Records from a data source:
— Start —

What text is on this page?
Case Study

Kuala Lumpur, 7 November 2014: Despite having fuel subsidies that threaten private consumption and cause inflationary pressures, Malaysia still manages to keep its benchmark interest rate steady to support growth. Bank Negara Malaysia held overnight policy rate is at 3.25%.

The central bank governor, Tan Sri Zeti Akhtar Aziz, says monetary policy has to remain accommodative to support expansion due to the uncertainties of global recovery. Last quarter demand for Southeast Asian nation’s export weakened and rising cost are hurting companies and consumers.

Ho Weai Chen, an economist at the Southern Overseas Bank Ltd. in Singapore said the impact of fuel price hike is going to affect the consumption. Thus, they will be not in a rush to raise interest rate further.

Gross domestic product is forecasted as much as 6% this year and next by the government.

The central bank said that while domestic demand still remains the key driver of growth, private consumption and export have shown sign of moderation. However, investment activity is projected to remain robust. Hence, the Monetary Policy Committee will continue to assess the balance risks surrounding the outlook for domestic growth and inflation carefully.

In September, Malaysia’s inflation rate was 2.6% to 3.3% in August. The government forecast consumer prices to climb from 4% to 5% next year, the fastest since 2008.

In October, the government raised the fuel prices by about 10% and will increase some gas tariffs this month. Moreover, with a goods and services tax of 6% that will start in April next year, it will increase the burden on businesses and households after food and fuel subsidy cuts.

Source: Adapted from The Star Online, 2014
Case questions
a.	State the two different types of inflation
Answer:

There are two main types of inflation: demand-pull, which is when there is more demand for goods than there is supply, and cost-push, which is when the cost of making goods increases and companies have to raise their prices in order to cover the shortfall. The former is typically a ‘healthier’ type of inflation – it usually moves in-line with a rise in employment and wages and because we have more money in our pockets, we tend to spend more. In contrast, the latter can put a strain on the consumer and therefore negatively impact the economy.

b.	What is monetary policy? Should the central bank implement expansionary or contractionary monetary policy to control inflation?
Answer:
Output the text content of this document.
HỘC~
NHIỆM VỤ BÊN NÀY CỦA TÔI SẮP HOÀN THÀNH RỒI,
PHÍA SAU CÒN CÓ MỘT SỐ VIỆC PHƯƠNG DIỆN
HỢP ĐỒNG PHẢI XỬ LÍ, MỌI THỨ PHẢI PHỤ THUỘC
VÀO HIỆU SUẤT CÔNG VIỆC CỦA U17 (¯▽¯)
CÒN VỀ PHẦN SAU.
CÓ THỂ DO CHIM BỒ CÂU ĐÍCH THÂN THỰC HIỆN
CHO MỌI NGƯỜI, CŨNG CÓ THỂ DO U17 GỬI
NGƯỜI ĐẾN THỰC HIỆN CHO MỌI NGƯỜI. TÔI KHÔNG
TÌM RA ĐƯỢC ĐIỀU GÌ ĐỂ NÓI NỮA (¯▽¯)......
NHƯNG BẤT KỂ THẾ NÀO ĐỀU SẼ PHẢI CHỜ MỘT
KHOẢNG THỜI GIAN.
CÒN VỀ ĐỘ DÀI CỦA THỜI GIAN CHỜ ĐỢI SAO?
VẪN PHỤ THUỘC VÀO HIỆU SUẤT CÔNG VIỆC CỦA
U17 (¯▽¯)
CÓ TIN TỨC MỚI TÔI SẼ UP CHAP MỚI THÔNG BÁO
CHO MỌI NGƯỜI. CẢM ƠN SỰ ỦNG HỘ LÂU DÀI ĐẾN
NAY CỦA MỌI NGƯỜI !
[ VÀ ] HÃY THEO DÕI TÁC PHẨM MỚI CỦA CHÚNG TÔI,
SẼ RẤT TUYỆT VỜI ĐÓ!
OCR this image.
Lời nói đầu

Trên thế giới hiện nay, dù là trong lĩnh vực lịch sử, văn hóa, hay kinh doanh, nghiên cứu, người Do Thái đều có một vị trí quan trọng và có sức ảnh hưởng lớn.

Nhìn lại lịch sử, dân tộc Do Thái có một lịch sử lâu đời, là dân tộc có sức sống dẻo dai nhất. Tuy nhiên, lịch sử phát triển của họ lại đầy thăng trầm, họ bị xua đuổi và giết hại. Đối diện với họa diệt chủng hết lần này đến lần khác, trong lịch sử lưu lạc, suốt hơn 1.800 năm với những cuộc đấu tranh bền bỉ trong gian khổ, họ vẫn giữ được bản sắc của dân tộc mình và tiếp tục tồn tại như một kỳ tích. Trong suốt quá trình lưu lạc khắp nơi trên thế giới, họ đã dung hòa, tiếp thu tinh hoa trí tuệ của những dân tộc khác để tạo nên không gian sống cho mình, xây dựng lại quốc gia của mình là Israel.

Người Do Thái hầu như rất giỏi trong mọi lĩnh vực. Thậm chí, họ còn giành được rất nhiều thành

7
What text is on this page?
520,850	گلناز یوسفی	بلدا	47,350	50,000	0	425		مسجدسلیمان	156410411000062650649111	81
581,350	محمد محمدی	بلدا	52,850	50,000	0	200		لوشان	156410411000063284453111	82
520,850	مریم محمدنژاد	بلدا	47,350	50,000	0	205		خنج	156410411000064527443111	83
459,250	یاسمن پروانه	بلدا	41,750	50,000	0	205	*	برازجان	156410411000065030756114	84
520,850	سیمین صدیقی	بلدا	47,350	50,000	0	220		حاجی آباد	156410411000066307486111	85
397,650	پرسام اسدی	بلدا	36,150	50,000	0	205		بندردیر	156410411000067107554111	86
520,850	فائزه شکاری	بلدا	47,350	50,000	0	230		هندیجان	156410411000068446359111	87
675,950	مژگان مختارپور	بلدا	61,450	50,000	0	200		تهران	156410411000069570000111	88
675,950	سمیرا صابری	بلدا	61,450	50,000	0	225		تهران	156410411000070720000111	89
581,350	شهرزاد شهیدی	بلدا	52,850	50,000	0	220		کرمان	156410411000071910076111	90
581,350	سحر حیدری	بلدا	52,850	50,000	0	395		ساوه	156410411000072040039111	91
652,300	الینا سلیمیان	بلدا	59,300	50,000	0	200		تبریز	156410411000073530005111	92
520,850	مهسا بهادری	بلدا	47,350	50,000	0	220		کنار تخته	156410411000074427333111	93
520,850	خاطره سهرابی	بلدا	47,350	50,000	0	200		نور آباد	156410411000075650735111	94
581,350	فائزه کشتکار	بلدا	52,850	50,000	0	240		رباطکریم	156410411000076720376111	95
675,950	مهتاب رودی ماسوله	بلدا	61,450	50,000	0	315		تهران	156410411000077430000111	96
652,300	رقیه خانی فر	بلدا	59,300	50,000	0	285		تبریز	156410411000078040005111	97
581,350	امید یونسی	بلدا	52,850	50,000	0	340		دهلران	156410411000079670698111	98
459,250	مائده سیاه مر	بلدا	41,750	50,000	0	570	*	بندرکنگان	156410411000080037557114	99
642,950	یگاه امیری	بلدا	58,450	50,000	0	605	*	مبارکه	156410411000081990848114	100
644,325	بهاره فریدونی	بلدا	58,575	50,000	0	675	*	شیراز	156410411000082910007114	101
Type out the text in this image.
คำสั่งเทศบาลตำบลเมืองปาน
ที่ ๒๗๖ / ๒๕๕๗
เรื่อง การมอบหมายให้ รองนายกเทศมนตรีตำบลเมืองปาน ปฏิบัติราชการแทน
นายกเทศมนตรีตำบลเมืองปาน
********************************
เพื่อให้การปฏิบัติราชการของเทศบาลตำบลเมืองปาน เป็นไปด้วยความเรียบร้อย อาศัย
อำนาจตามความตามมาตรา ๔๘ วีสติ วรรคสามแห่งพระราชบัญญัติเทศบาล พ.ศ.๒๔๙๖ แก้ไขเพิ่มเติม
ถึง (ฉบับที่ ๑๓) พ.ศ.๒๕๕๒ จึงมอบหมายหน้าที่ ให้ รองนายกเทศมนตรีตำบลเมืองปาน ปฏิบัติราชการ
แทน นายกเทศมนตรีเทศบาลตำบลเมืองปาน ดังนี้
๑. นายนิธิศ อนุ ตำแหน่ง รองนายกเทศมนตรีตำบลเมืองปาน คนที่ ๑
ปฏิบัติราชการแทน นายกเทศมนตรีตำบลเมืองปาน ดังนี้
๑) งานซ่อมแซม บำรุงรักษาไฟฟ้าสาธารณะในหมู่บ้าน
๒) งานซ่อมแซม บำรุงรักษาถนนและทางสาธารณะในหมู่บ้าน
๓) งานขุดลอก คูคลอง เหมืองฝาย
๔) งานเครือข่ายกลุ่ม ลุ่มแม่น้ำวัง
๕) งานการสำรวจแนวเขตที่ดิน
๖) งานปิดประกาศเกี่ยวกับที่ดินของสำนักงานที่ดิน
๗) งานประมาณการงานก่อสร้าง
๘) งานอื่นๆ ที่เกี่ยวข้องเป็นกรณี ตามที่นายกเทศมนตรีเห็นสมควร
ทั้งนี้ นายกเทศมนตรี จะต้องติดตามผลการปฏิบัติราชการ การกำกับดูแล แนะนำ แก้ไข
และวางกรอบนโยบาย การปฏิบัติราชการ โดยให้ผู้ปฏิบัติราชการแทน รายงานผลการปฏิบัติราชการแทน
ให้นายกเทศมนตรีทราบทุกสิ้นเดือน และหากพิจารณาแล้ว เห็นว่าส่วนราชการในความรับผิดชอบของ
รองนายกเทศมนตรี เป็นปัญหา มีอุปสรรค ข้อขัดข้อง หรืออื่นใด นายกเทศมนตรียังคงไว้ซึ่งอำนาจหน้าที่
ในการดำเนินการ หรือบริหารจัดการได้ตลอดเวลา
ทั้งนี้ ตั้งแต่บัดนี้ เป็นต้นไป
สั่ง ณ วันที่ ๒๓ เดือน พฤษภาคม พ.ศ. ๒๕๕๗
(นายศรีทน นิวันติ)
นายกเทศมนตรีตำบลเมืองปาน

— End —

Exercise:
Find the line containing "Type out the text in this image.". Reproduce it exactly, along with every line after it through the last.

Finished task:
Type out the text in this image.
คำสั่งเทศบาลตำบลเมืองปาน
ที่ ๒๗๖ / ๒๕๕๗
เรื่อง การมอบหมายให้ รองนายกเทศมนตรีตำบลเมืองปาน ปฏิบัติราชการแทน
นายกเทศมนตรีตำบลเมืองปาน
********************************
เพื่อให้การปฏิบัติราชการของเทศบาลตำบลเมืองปาน เป็นไปด้วยความเรียบร้อย อาศัย
อำนาจตามความตามมาตรา ๔๘ วีสติ วรรคสามแห่งพระราชบัญญัติเทศบาล พ.ศ.๒๔๙๖ แก้ไขเพิ่มเติม
ถึง (ฉบับที่ ๑๓) พ.ศ.๒๕๕๒ จึงมอบหมายหน้าที่ ให้ รองนายกเทศมนตรีตำบลเมืองปาน ปฏิบัติราชการ
แทน นายกเทศมนตรีเทศบาลตำบลเมืองปาน ดังนี้
๑. นายนิธิศ อนุ ตำแหน่ง รองนายกเทศมนตรีตำบลเมืองปาน คนที่ ๑
ปฏิบัติราชการแทน นายกเทศมนตรีตำบลเมืองปาน ดังนี้
๑) งานซ่อมแซม บำรุงรักษาไฟฟ้าสาธารณะในหมู่บ้าน
๒) งานซ่อมแซม บำรุงรักษาถนนและทางสาธารณะในหมู่บ้าน
๓) งานขุดลอก คูคลอง เหมืองฝาย
๔) งานเครือข่ายกลุ่ม ลุ่มแม่น้ำวัง
๕) งานการสำรวจแนวเขตที่ดิน
๖) งานปิดประกาศเกี่ยวกับที่ดินของสำนักงานที่ดิน
๗) งานประมาณการงานก่อสร้าง
๘) งานอื่นๆ ที่เกี่ยวข้องเป็นกรณี ตามที่นายกเทศมนตรีเห็นสมควร
ทั้งนี้ นายกเทศมนตรี จะต้องติดตามผลการปฏิบัติราชการ การกำกับดูแล แนะนำ แก้ไข
และวางกรอบนโยบาย การปฏิบัติราชการ โดยให้ผู้ปฏิบัติราชการแทน รายงานผลการปฏิบัติราชการแทน
ให้นายกเทศมนตรีทราบทุกสิ้นเดือน และหากพิจารณาแล้ว เห็นว่าส่วนราชการในความรับผิดชอบของ
รองนายกเทศมนตรี เป็นปัญหา มีอุปสรรค ข้อขัดข้อง หรืออื่นใด นายกเทศมนตรียังคงไว้ซึ่งอำนาจหน้าที่
ในการดำเนินการ หรือบริหารจัดการได้ตลอดเวลา
ทั้งนี้ ตั้งแต่บัดนี้ เป็นต้นไป
สั่ง ณ วันที่ ๒๓ เดือน พฤษภาคม พ.ศ. ๒๕๕๗
(นายศรีทน นิวันติ)
นายกเทศมนตรีตำบลเมืองปาน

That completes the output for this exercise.